**Set exercise**
Wherever a line holds the word "Guest", copy that line out.

[start of Rows]

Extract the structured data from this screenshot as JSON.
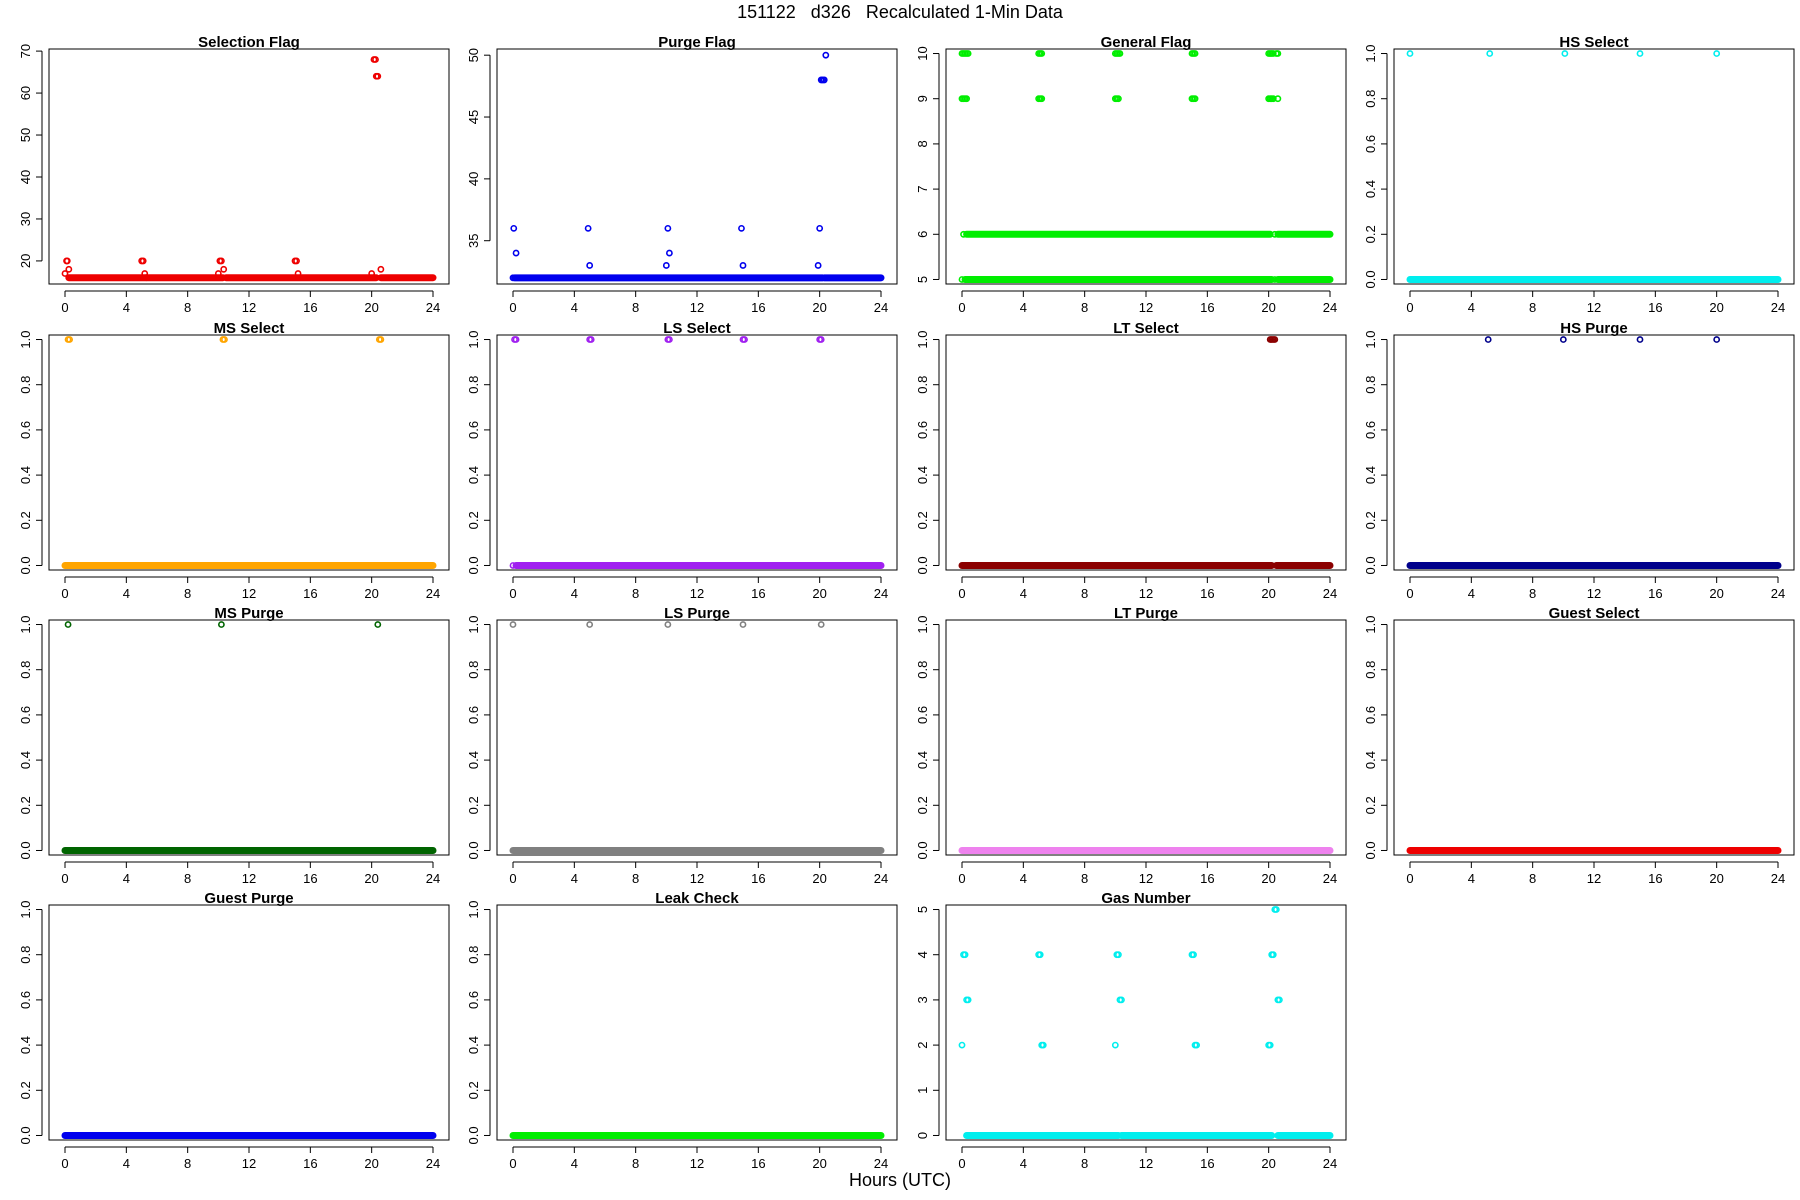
{
  "figure": {
    "title": "151122   d326   Recalculated 1-Min Data",
    "xlabel": "Hours (UTC)"
  },
  "chart_data": [
    {
      "type": "scatter",
      "title": "Selection Flag",
      "color": "#ee0000",
      "xlim": [
        0,
        24
      ],
      "ylim": [
        14.5,
        70.5
      ],
      "xticks": [
        0,
        4,
        8,
        12,
        16,
        20,
        24
      ],
      "yticks": [
        20,
        30,
        40,
        50,
        60,
        70
      ],
      "segments": [
        {
          "from": 0.25,
          "to": 10.3,
          "y": 16
        },
        {
          "from": 10.5,
          "to": 20.3,
          "y": 16
        },
        {
          "from": 20.6,
          "to": 24,
          "y": 16
        }
      ],
      "points": [
        [
          0,
          17
        ],
        [
          0.1,
          20
        ],
        [
          0.15,
          20
        ],
        [
          0.25,
          18
        ],
        [
          5.0,
          20
        ],
        [
          5.1,
          20
        ],
        [
          5.2,
          17
        ],
        [
          5.3,
          16
        ],
        [
          10.0,
          17
        ],
        [
          10.1,
          20
        ],
        [
          10.2,
          20
        ],
        [
          10.35,
          18
        ],
        [
          15.0,
          20
        ],
        [
          15.1,
          20
        ],
        [
          15.2,
          17
        ],
        [
          20.0,
          17
        ],
        [
          20.15,
          68
        ],
        [
          20.25,
          68
        ],
        [
          20.3,
          64
        ],
        [
          20.4,
          64
        ],
        [
          20.6,
          18
        ]
      ]
    },
    {
      "type": "scatter",
      "title": "Purge Flag",
      "color": "#0000ee",
      "xlim": [
        0,
        24
      ],
      "ylim": [
        31.5,
        50.5
      ],
      "xticks": [
        0,
        4,
        8,
        12,
        16,
        20,
        24
      ],
      "yticks": [
        35,
        40,
        45,
        50
      ],
      "segments": [
        {
          "from": 0.1,
          "to": 20.2,
          "y": 32
        },
        {
          "from": 20.3,
          "to": 24,
          "y": 32
        }
      ],
      "points": [
        [
          0,
          32
        ],
        [
          0.05,
          36
        ],
        [
          0.2,
          34
        ],
        [
          4.9,
          36
        ],
        [
          5.0,
          33
        ],
        [
          10.0,
          33
        ],
        [
          10.1,
          36
        ],
        [
          10.2,
          34
        ],
        [
          14.9,
          36
        ],
        [
          15.0,
          33
        ],
        [
          19.9,
          33
        ],
        [
          20.0,
          36
        ],
        [
          20.1,
          48
        ],
        [
          20.2,
          48
        ],
        [
          20.3,
          48
        ],
        [
          20.4,
          50
        ]
      ]
    },
    {
      "type": "scatter",
      "title": "General Flag",
      "color": "#00ee00",
      "xlim": [
        0,
        24
      ],
      "ylim": [
        4.9,
        10.1
      ],
      "xticks": [
        0,
        4,
        8,
        12,
        16,
        20,
        24
      ],
      "yticks": [
        5,
        6,
        7,
        8,
        9,
        10
      ],
      "segments": [
        {
          "from": 0.2,
          "to": 20.2,
          "y": 5
        },
        {
          "from": 20.6,
          "to": 24,
          "y": 5
        },
        {
          "from": 0.3,
          "to": 20.1,
          "y": 6
        },
        {
          "from": 20.6,
          "to": 24,
          "y": 6
        }
      ],
      "points": [
        [
          0,
          10
        ],
        [
          0.1,
          10
        ],
        [
          0.2,
          10
        ],
        [
          0.3,
          10
        ],
        [
          0.4,
          10
        ],
        [
          0,
          9
        ],
        [
          0.1,
          9
        ],
        [
          0.2,
          9
        ],
        [
          0.3,
          9
        ],
        [
          5.0,
          10
        ],
        [
          5.1,
          10
        ],
        [
          5.2,
          10
        ],
        [
          5.0,
          9
        ],
        [
          5.1,
          9
        ],
        [
          5.2,
          9
        ],
        [
          10.0,
          10
        ],
        [
          10.1,
          10
        ],
        [
          10.2,
          10
        ],
        [
          10.3,
          10
        ],
        [
          10.0,
          9
        ],
        [
          10.1,
          9
        ],
        [
          10.2,
          9
        ],
        [
          15.0,
          10
        ],
        [
          15.1,
          10
        ],
        [
          15.2,
          10
        ],
        [
          15.0,
          9
        ],
        [
          15.1,
          9
        ],
        [
          15.2,
          9
        ],
        [
          20.0,
          10
        ],
        [
          20.1,
          10
        ],
        [
          20.2,
          10
        ],
        [
          20.3,
          10
        ],
        [
          20.5,
          10
        ],
        [
          20.6,
          10
        ],
        [
          20.0,
          9
        ],
        [
          20.1,
          9
        ],
        [
          20.2,
          9
        ],
        [
          20.3,
          9
        ],
        [
          20.6,
          9
        ],
        [
          0,
          5
        ],
        [
          20.4,
          5
        ],
        [
          0.1,
          6
        ],
        [
          20.4,
          6
        ]
      ]
    },
    {
      "type": "scatter",
      "title": "HS Select",
      "color": "#00eeee",
      "xlim": [
        0,
        24
      ],
      "ylim": [
        -0.02,
        1.02
      ],
      "xticks": [
        0,
        4,
        8,
        12,
        16,
        20,
        24
      ],
      "yticks": [
        0.0,
        0.2,
        0.4,
        0.6,
        0.8,
        1.0
      ],
      "segments": [
        {
          "from": 0,
          "to": 24,
          "y": 0
        }
      ],
      "points": [
        [
          0,
          1
        ],
        [
          5.2,
          1
        ],
        [
          10.1,
          1
        ],
        [
          15.0,
          1
        ],
        [
          20.0,
          1
        ]
      ]
    },
    {
      "type": "scatter",
      "title": "MS Select",
      "color": "#ffa500",
      "xlim": [
        0,
        24
      ],
      "ylim": [
        -0.02,
        1.02
      ],
      "xticks": [
        0,
        4,
        8,
        12,
        16,
        20,
        24
      ],
      "yticks": [
        0.0,
        0.2,
        0.4,
        0.6,
        0.8,
        1.0
      ],
      "segments": [
        {
          "from": 0,
          "to": 24,
          "y": 0
        }
      ],
      "points": [
        [
          0.2,
          1
        ],
        [
          0.3,
          1
        ],
        [
          10.3,
          1
        ],
        [
          10.4,
          1
        ],
        [
          20.5,
          1
        ],
        [
          20.6,
          1
        ]
      ]
    },
    {
      "type": "scatter",
      "title": "LS Select",
      "color": "#a020f0",
      "xlim": [
        0,
        24
      ],
      "ylim": [
        -0.02,
        1.02
      ],
      "xticks": [
        0,
        4,
        8,
        12,
        16,
        20,
        24
      ],
      "yticks": [
        0.0,
        0.2,
        0.4,
        0.6,
        0.8,
        1.0
      ],
      "segments": [
        {
          "from": 0.2,
          "to": 24,
          "y": 0
        }
      ],
      "points": [
        [
          0,
          0
        ],
        [
          0.1,
          1
        ],
        [
          0.2,
          1
        ],
        [
          5.0,
          1
        ],
        [
          5.1,
          1
        ],
        [
          10.1,
          1
        ],
        [
          10.2,
          1
        ],
        [
          15.0,
          1
        ],
        [
          15.1,
          1
        ],
        [
          20.0,
          1
        ],
        [
          20.1,
          1
        ]
      ]
    },
    {
      "type": "scatter",
      "title": "LT Select",
      "color": "#8b0000",
      "xlim": [
        0,
        24
      ],
      "ylim": [
        -0.02,
        1.02
      ],
      "xticks": [
        0,
        4,
        8,
        12,
        16,
        20,
        24
      ],
      "yticks": [
        0.0,
        0.2,
        0.4,
        0.6,
        0.8,
        1.0
      ],
      "segments": [
        {
          "from": 0,
          "to": 20.2,
          "y": 0
        },
        {
          "from": 20.5,
          "to": 24,
          "y": 0
        }
      ],
      "points": [
        [
          20.1,
          1
        ],
        [
          20.2,
          1
        ],
        [
          20.3,
          1
        ],
        [
          20.4,
          1
        ]
      ]
    },
    {
      "type": "scatter",
      "title": "HS Purge",
      "color": "#00008b",
      "xlim": [
        0,
        24
      ],
      "ylim": [
        -0.02,
        1.02
      ],
      "xticks": [
        0,
        4,
        8,
        12,
        16,
        20,
        24
      ],
      "yticks": [
        0.0,
        0.2,
        0.4,
        0.6,
        0.8,
        1.0
      ],
      "segments": [
        {
          "from": 0,
          "to": 24,
          "y": 0
        }
      ],
      "points": [
        [
          5.1,
          1
        ],
        [
          10.0,
          1
        ],
        [
          15.0,
          1
        ],
        [
          20.0,
          1
        ]
      ]
    },
    {
      "type": "scatter",
      "title": "MS Purge",
      "color": "#006400",
      "xlim": [
        0,
        24
      ],
      "ylim": [
        -0.02,
        1.02
      ],
      "xticks": [
        0,
        4,
        8,
        12,
        16,
        20,
        24
      ],
      "yticks": [
        0.0,
        0.2,
        0.4,
        0.6,
        0.8,
        1.0
      ],
      "segments": [
        {
          "from": 0,
          "to": 24,
          "y": 0
        }
      ],
      "points": [
        [
          0.2,
          1
        ],
        [
          10.2,
          1
        ],
        [
          20.4,
          1
        ]
      ]
    },
    {
      "type": "scatter",
      "title": "LS Purge",
      "color": "#808080",
      "xlim": [
        0,
        24
      ],
      "ylim": [
        -0.02,
        1.02
      ],
      "xticks": [
        0,
        4,
        8,
        12,
        16,
        20,
        24
      ],
      "yticks": [
        0.0,
        0.2,
        0.4,
        0.6,
        0.8,
        1.0
      ],
      "segments": [
        {
          "from": 0,
          "to": 24,
          "y": 0
        }
      ],
      "points": [
        [
          0,
          1
        ],
        [
          5.0,
          1
        ],
        [
          10.1,
          1
        ],
        [
          15.0,
          1
        ],
        [
          20.1,
          1
        ]
      ]
    },
    {
      "type": "scatter",
      "title": "LT Purge",
      "color": "#ee82ee",
      "xlim": [
        0,
        24
      ],
      "ylim": [
        -0.02,
        1.02
      ],
      "xticks": [
        0,
        4,
        8,
        12,
        16,
        20,
        24
      ],
      "yticks": [
        0.0,
        0.2,
        0.4,
        0.6,
        0.8,
        1.0
      ],
      "segments": [
        {
          "from": 0,
          "to": 24,
          "y": 0
        }
      ],
      "points": []
    },
    {
      "type": "scatter",
      "title": "Guest Select",
      "color": "#ee0000",
      "xlim": [
        0,
        24
      ],
      "ylim": [
        -0.02,
        1.02
      ],
      "xticks": [
        0,
        4,
        8,
        12,
        16,
        20,
        24
      ],
      "yticks": [
        0.0,
        0.2,
        0.4,
        0.6,
        0.8,
        1.0
      ],
      "segments": [
        {
          "from": 0,
          "to": 24,
          "y": 0
        }
      ],
      "points": []
    },
    {
      "type": "scatter",
      "title": "Guest Purge",
      "color": "#0000ee",
      "xlim": [
        0,
        24
      ],
      "ylim": [
        -0.02,
        1.02
      ],
      "xticks": [
        0,
        4,
        8,
        12,
        16,
        20,
        24
      ],
      "yticks": [
        0.0,
        0.2,
        0.4,
        0.6,
        0.8,
        1.0
      ],
      "segments": [
        {
          "from": 0,
          "to": 24,
          "y": 0
        }
      ],
      "points": []
    },
    {
      "type": "scatter",
      "title": "Leak Check",
      "color": "#00ee00",
      "xlim": [
        0,
        24
      ],
      "ylim": [
        -0.02,
        1.02
      ],
      "xticks": [
        0,
        4,
        8,
        12,
        16,
        20,
        24
      ],
      "yticks": [
        0.0,
        0.2,
        0.4,
        0.6,
        0.8,
        1.0
      ],
      "segments": [
        {
          "from": 0,
          "to": 24,
          "y": 0
        }
      ],
      "points": []
    },
    {
      "type": "scatter",
      "title": "Gas Number",
      "color": "#00eeee",
      "xlim": [
        0,
        24
      ],
      "ylim": [
        -0.1,
        5.1
      ],
      "xticks": [
        0,
        4,
        8,
        12,
        16,
        20,
        24
      ],
      "yticks": [
        0,
        1,
        2,
        3,
        4,
        5
      ],
      "segments": [
        {
          "from": 0.3,
          "to": 10.2,
          "y": 0
        },
        {
          "from": 10.4,
          "to": 20.2,
          "y": 0
        },
        {
          "from": 20.6,
          "to": 24,
          "y": 0
        }
      ],
      "points": [
        [
          0,
          2
        ],
        [
          0.1,
          4
        ],
        [
          0.2,
          4
        ],
        [
          0.3,
          3
        ],
        [
          0.4,
          3
        ],
        [
          5.0,
          4
        ],
        [
          5.1,
          4
        ],
        [
          5.2,
          2
        ],
        [
          5.3,
          2
        ],
        [
          10.0,
          2
        ],
        [
          10.1,
          4
        ],
        [
          10.2,
          4
        ],
        [
          10.3,
          3
        ],
        [
          10.4,
          3
        ],
        [
          15.0,
          4
        ],
        [
          15.1,
          4
        ],
        [
          15.2,
          2
        ],
        [
          15.3,
          2
        ],
        [
          20.0,
          2
        ],
        [
          20.1,
          2
        ],
        [
          20.2,
          4
        ],
        [
          20.3,
          4
        ],
        [
          20.4,
          5
        ],
        [
          20.5,
          5
        ],
        [
          20.6,
          3
        ],
        [
          20.7,
          3
        ]
      ]
    }
  ]
}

[end of Rows]

**Solution below**
      "title": "Guest Select",
      "title": "Guest Purge",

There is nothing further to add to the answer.